[PATCH 0/2] Fix the mq-deadline async

linux-block.vger.kernel.org archive mirror
 help / color / mirror / Atom feed

* [PATCH 0/2] Fix the mq-deadline async_depth implementation
@ 2024-04-03 21:23 Bart Van Assche
  2024-04-03 21:23 ` [PATCH 1/2] block: Call .limit_depth() after .hctx has been set Bart Van Assche
  2024-04-03 21:23 ` [PATCH 2/2] block/mq-deadline: Fix the tag reservation code Bart Van Assche
  0 siblings, 2 replies; 7+ messages in thread
From: Bart Van Assche @ 2024-04-03 21:23 UTC (permalink / raw)
  To: Jens Axboe; +Cc: linux-block, Christoph Hellwig, Bart Van Assche

Hi Jens,

The mq-deadline 'async_depth' sysfs attribute doesn't behave as intended. This
patch series fixes the implementation of that attribute.

Please consider this patch series for the next merge window.

Thanks,

Bart.

Extracted information
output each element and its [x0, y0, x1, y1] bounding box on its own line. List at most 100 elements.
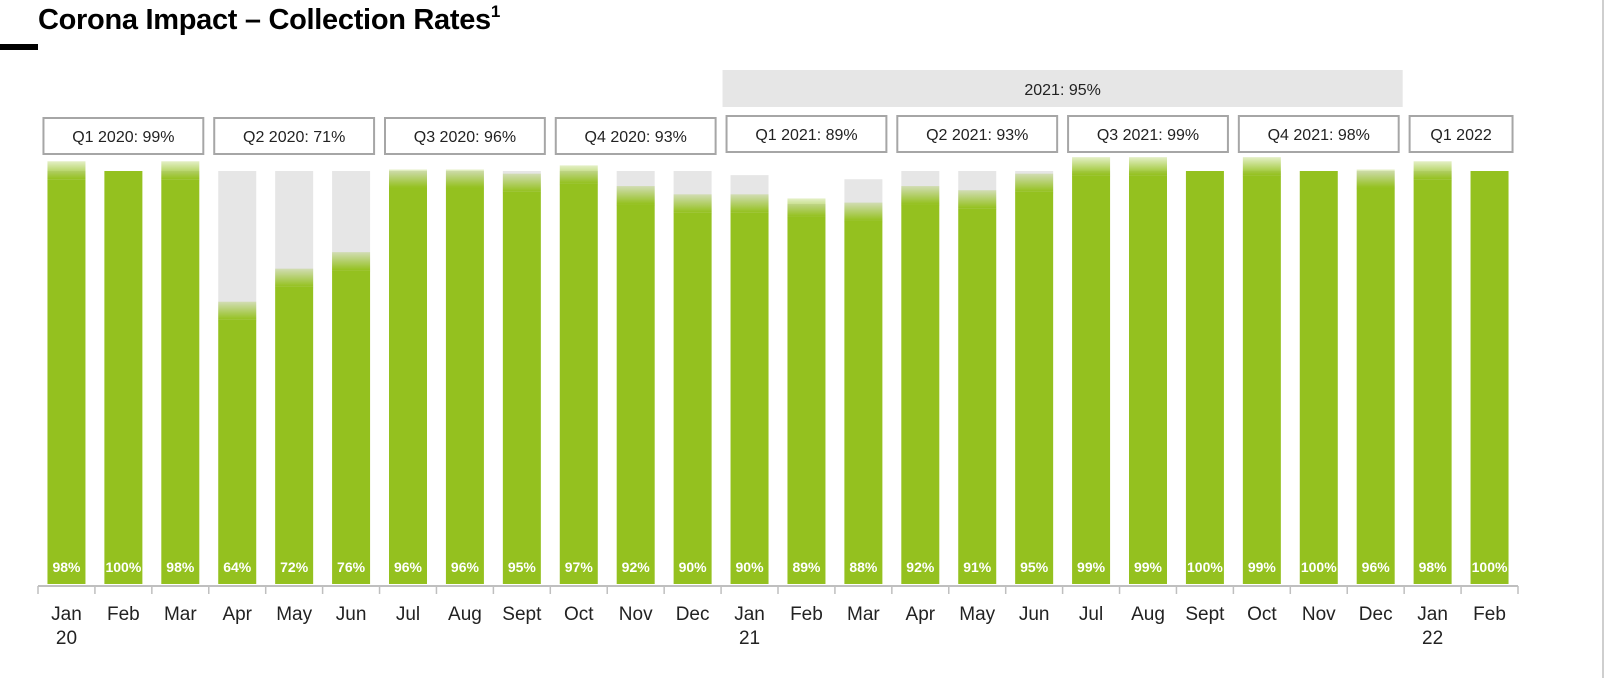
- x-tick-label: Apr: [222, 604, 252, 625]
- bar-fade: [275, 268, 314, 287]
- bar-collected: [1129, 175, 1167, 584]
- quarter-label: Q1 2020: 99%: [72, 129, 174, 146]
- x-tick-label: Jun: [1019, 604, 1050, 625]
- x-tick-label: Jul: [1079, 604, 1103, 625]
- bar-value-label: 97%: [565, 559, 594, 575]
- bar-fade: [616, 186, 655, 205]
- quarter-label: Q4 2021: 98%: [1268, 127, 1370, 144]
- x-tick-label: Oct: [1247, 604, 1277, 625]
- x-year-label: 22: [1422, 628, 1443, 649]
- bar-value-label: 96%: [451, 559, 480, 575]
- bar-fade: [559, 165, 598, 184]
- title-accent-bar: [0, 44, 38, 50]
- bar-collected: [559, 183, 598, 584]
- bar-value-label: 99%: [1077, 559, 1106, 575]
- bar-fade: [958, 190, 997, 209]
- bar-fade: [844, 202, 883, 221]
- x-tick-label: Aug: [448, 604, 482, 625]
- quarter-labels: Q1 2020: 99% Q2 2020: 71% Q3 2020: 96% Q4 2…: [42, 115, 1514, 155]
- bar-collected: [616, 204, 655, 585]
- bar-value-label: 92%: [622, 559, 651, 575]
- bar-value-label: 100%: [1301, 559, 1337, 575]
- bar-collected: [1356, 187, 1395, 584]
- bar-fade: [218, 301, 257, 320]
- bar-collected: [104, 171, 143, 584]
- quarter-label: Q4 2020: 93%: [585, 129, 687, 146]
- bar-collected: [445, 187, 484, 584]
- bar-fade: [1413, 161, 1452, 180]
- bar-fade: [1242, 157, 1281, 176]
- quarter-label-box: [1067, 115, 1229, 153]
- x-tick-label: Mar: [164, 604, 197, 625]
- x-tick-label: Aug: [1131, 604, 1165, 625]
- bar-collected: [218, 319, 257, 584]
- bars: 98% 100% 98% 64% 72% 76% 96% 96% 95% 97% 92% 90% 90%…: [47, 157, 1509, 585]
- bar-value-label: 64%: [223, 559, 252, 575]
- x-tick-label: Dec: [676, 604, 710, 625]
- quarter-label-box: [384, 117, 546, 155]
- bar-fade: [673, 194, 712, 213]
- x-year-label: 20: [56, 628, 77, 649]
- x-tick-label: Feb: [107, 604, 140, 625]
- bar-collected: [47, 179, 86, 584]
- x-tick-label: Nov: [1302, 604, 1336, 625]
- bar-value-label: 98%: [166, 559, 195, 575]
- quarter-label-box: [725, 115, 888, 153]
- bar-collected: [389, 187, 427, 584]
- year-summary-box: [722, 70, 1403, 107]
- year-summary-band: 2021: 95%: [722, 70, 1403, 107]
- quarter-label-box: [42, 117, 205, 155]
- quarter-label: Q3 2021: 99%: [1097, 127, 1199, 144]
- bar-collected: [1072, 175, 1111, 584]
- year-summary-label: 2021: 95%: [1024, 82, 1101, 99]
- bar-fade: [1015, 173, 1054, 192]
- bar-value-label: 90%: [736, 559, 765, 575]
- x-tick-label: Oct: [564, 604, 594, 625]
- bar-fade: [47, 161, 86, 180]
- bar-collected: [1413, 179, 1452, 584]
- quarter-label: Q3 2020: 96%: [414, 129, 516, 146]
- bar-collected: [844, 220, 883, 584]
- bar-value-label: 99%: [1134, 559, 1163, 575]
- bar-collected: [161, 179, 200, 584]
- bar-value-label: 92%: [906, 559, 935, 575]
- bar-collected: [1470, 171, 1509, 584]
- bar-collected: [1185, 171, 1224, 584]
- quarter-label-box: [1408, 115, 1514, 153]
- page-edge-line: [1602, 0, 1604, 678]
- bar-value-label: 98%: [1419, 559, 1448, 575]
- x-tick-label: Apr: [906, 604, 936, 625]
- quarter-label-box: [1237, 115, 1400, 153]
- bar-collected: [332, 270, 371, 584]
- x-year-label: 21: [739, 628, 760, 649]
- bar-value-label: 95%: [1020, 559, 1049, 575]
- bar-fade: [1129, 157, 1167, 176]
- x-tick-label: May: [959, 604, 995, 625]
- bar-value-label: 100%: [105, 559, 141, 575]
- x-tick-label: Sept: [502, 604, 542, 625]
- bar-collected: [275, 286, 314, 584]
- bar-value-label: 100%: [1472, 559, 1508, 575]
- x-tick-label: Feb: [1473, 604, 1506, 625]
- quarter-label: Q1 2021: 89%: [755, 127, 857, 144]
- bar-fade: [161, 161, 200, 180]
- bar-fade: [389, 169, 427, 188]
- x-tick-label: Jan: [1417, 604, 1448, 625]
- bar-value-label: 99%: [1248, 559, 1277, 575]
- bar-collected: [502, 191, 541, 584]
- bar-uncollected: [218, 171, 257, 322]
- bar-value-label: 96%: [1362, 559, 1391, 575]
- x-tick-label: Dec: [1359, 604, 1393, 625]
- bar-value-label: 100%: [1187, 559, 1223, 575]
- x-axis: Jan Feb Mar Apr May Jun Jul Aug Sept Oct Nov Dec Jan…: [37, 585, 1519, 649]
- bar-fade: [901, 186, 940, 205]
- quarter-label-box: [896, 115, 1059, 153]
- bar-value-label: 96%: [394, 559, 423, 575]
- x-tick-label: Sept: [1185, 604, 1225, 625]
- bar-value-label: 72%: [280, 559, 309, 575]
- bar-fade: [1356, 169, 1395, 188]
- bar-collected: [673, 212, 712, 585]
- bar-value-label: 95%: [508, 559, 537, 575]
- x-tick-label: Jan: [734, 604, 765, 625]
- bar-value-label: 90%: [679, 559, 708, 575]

...

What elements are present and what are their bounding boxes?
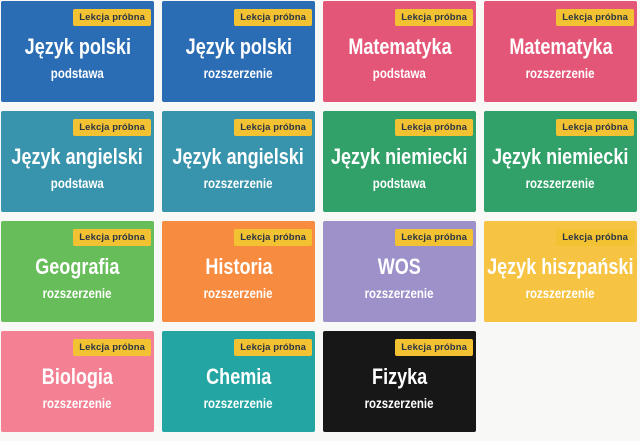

Set of tasks
A – In the patch email, take the part that begins at the words "linux-block.vger.kernel.org archive mirror" and stops after "(permalink / raw)". Change each "mq-deadline" to "bfq" and write that part out again.
B – Carry the patch email on from its last line.

The responses
A –
linux-block.vger.kernel.org archive mirror
 help / color / mirror / Atom feed

* [PATCH 0/2] Fix the bfq async_depth implementation
@ 2024-04-03 21:23 Bart Van Assche
  2024-04-03 21:23 ` [PATCH 1/2] block: Call .limit_depth() after .hctx has been set Bart Van Assche
  2024-04-03 21:23 ` [PATCH 2/2] block/bfq: Fix the tag reservation code Bart Van Assche
  0 siblings, 2 replies; 7+ messages in thread
From: Bart Van Assche @ 2024-04-03 21:23 UTC (permalink / raw)

B –
Bart Van Assche (2):
  block: Call .limit_depth() after .hctx has been set
  block/mq-deadline: Fix the tag reservation code

 block/blk-mq.c      |  8 +++++---
 block/mq-deadline.c | 20 +++++++++++++++++---
 2 files changed, 22 insertions(+), 6 deletions(-)


^ permalink raw reply	[flat|nested] 7+ messages in thread

* [PATCH 1/2] block: Call .limit_depth() after .hctx has been set
  2024-04-03 21:23 [PATCH 0/2] Fix the mq-deadline async_depth implementation Bart Van Assche
@ 2024-04-03 21:23 ` Bart Van Assche
  2024-04-05  8:46   ` Christoph Hellwig
  2024-04-03 21:23 ` [PATCH 2/2] block/mq-deadline: Fix the tag reservation code Bart Van Assche
  1 sibling, 1 reply; 7+ messages in thread
From: Bart Van Assche @ 2024-04-03 21:23 UTC (permalink / raw)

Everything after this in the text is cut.